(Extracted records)

▼

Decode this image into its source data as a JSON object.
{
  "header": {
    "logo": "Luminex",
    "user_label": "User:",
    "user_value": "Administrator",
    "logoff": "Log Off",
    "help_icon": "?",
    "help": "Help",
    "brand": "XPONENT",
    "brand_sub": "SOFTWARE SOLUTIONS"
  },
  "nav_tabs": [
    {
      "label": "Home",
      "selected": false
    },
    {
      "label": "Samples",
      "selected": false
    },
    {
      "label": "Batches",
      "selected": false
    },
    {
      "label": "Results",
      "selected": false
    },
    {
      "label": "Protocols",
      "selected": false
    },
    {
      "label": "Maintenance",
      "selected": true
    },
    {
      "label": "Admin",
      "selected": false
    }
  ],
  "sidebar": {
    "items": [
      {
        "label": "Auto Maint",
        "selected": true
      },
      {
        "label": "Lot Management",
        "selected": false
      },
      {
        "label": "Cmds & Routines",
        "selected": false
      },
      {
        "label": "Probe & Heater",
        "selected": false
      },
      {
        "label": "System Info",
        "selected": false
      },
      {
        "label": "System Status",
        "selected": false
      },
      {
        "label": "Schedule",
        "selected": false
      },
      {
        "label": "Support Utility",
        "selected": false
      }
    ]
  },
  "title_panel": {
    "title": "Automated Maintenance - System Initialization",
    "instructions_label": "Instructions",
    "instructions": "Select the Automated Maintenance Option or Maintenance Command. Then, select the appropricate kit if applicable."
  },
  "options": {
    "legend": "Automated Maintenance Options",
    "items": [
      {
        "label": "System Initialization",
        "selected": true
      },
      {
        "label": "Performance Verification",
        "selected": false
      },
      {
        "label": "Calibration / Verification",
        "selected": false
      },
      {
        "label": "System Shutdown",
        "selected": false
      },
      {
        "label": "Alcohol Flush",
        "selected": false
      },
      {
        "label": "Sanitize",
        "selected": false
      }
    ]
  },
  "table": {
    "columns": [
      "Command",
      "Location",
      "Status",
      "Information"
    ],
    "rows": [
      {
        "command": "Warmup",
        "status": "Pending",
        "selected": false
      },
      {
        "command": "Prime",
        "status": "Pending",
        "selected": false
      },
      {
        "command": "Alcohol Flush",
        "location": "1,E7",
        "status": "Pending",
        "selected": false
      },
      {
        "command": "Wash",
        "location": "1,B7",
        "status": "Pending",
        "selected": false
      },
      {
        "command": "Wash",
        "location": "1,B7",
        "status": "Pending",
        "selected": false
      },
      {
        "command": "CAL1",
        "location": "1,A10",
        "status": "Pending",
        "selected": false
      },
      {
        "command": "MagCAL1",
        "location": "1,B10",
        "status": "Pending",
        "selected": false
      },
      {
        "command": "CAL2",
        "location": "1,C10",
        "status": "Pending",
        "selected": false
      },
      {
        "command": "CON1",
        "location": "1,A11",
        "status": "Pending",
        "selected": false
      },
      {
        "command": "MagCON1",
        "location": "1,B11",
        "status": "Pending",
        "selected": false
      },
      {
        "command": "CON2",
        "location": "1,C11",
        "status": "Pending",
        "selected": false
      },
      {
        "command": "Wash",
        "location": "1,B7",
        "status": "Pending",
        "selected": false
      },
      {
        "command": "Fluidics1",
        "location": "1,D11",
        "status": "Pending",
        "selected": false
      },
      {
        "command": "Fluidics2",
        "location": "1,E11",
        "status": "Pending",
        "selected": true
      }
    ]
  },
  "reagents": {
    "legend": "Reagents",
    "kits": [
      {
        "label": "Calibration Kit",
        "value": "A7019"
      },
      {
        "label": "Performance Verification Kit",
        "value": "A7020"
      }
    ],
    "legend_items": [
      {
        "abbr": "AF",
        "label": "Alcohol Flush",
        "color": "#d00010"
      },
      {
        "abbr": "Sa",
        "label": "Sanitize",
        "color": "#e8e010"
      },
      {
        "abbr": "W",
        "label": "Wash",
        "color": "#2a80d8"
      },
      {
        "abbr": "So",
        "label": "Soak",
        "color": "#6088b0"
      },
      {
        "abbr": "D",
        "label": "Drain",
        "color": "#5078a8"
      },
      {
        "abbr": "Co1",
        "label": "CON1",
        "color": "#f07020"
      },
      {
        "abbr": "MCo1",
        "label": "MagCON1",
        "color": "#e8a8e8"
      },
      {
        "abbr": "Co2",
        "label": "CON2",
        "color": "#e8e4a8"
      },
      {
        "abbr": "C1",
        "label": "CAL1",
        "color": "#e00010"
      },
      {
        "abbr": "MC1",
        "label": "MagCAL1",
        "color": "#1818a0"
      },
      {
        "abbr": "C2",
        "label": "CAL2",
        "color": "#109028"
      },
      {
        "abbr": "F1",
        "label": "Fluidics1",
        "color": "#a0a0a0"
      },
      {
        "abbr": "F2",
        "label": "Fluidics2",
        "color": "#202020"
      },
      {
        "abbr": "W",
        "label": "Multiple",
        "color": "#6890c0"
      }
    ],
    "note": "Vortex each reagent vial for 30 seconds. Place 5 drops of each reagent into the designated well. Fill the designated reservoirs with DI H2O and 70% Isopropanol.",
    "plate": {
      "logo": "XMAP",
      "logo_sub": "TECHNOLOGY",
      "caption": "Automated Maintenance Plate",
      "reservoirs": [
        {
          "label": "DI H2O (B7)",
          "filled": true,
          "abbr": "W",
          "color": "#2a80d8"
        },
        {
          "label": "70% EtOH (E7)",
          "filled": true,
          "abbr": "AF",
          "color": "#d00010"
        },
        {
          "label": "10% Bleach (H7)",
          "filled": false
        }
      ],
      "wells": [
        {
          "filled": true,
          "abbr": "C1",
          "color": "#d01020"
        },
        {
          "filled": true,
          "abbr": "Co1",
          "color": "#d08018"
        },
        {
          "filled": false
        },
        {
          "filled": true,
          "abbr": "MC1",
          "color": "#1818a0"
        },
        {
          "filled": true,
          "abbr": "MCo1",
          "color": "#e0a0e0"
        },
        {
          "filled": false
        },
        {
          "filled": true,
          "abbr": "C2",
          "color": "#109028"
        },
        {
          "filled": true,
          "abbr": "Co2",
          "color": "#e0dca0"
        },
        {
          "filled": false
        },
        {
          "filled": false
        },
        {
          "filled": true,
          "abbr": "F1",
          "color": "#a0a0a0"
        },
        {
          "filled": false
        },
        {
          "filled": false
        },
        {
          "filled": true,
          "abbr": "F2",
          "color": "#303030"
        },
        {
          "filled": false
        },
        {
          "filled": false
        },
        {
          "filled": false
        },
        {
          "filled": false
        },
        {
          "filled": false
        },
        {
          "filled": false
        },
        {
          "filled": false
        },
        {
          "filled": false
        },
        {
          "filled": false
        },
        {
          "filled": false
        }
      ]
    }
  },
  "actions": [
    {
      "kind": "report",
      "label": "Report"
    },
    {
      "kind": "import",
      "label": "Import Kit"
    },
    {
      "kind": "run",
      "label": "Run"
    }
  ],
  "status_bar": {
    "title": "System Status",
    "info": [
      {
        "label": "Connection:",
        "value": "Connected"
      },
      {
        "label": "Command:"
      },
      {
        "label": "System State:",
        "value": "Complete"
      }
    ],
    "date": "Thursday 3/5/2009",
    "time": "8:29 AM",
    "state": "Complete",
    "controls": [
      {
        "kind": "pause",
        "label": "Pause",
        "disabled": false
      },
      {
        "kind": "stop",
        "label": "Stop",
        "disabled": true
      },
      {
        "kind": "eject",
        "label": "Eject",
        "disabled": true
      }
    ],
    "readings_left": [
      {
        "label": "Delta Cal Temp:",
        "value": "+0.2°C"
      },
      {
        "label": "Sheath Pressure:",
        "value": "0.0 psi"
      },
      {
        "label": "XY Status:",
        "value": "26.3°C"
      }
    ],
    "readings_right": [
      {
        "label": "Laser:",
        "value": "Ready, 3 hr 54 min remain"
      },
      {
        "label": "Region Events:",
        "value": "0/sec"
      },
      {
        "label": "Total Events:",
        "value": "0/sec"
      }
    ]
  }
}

▲

** Work required **
Find the string "Events" in the listing and return every line that holds it.

** Task answer **
        "label": "Region Events:",
        "label": "Total Events:",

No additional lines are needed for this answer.